Filter the entries and keep only the lines where the string "conta" appears.
# SUPPLIED RECORDS start
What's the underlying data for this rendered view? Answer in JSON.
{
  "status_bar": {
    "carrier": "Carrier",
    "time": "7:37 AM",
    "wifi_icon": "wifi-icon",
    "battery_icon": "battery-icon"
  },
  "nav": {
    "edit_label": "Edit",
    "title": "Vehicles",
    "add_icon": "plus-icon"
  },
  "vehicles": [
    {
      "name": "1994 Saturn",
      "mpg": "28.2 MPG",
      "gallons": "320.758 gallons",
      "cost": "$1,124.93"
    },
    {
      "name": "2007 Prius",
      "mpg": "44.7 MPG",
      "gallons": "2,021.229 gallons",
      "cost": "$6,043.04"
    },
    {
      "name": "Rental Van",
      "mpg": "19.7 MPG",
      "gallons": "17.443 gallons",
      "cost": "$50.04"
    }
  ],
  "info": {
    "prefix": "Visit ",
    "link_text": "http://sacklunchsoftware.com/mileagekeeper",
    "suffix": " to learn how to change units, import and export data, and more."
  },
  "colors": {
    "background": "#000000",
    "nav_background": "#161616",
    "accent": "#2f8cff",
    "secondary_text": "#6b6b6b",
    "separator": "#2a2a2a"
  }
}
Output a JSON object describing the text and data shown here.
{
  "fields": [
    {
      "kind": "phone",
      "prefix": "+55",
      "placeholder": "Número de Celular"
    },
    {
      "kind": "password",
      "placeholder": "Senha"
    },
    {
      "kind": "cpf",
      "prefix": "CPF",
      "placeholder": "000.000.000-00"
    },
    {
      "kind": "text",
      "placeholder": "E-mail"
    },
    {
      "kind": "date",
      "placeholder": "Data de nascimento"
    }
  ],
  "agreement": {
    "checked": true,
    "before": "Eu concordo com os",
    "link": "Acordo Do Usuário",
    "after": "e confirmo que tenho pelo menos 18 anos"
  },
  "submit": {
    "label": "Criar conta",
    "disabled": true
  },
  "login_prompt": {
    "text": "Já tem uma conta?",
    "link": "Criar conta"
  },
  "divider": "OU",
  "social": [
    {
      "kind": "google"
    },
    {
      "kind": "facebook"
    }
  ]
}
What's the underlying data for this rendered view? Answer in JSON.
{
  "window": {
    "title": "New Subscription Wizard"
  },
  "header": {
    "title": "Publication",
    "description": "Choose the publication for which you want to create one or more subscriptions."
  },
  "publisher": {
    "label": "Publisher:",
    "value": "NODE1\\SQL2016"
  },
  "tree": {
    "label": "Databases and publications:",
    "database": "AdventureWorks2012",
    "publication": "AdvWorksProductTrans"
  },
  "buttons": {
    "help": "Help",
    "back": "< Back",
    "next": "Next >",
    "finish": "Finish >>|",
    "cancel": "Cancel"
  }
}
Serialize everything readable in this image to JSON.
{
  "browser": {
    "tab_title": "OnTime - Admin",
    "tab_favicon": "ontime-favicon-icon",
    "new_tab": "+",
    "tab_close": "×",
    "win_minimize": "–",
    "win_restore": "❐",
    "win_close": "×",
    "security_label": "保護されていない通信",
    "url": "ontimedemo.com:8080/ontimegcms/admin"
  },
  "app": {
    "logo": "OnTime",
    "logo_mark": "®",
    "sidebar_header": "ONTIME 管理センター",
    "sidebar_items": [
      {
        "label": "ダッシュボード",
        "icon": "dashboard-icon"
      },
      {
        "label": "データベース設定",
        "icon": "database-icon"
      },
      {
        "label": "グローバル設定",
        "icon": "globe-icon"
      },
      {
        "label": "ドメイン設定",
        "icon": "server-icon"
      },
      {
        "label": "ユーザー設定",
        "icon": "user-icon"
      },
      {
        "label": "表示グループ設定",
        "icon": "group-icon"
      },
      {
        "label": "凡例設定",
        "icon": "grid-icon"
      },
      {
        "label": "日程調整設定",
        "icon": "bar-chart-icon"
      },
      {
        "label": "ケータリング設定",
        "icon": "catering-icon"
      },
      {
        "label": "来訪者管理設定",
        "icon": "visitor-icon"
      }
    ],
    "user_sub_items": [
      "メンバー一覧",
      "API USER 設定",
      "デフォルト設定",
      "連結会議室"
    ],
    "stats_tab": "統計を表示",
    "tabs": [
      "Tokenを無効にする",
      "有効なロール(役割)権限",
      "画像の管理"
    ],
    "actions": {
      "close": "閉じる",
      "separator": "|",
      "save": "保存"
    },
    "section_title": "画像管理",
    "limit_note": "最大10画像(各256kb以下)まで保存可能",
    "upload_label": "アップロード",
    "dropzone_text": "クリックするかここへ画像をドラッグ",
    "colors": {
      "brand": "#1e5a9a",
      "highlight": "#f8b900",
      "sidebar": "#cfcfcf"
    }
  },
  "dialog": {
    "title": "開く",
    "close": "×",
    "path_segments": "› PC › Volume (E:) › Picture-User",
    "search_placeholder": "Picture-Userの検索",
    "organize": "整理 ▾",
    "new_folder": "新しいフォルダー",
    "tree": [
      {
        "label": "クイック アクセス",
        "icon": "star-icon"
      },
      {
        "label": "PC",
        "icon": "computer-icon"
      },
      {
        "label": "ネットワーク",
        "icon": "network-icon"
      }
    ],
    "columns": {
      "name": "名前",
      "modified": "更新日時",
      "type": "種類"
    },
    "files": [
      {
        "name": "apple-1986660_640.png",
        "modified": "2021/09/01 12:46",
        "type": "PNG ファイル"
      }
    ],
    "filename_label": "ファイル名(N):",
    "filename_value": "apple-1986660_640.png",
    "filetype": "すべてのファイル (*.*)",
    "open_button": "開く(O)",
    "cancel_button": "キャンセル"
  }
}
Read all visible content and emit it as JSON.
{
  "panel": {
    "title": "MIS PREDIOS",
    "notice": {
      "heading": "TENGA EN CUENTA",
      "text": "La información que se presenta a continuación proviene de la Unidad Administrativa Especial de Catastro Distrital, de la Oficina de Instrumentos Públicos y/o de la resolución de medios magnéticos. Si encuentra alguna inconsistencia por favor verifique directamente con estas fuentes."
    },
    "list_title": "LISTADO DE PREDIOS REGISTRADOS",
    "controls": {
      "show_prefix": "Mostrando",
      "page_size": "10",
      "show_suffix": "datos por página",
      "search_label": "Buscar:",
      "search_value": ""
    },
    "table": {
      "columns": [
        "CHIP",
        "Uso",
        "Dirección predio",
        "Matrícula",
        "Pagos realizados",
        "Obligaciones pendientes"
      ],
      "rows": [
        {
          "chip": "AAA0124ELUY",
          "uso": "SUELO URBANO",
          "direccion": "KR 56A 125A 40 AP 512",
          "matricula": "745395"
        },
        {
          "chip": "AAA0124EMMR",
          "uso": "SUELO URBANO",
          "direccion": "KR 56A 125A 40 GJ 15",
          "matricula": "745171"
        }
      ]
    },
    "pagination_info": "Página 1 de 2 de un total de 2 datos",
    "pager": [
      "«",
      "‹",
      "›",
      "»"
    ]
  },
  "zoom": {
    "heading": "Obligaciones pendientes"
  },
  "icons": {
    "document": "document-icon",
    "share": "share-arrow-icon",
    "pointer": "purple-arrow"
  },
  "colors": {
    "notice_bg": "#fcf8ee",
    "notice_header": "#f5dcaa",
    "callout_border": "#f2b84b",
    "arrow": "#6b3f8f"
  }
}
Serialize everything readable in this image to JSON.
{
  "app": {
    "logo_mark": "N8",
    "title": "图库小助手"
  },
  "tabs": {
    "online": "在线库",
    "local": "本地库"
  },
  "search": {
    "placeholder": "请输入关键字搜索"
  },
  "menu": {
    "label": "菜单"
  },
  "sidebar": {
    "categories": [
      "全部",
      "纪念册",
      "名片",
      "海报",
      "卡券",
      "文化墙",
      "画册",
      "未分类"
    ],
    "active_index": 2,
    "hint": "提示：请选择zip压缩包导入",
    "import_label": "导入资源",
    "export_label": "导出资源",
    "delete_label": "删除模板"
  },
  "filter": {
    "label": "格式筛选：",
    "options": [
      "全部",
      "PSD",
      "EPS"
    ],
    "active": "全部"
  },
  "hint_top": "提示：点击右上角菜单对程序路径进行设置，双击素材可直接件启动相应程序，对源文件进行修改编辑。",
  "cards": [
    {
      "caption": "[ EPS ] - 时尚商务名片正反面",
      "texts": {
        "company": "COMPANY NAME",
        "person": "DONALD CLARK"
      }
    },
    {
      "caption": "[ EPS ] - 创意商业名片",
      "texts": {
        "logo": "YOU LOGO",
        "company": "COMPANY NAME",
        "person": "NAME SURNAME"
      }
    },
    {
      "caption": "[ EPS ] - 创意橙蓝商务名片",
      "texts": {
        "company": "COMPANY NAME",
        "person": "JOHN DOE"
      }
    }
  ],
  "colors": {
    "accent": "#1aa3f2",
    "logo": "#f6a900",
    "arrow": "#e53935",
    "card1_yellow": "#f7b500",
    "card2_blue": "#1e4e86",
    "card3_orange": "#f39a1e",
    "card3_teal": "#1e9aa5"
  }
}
# SUPPLIED RECORDS end
[SOLUTION TO THIS EXERCISE]:
    "label": "Criar conta",
    "text": "Já tem uma conta?",
    "link": "Criar conta"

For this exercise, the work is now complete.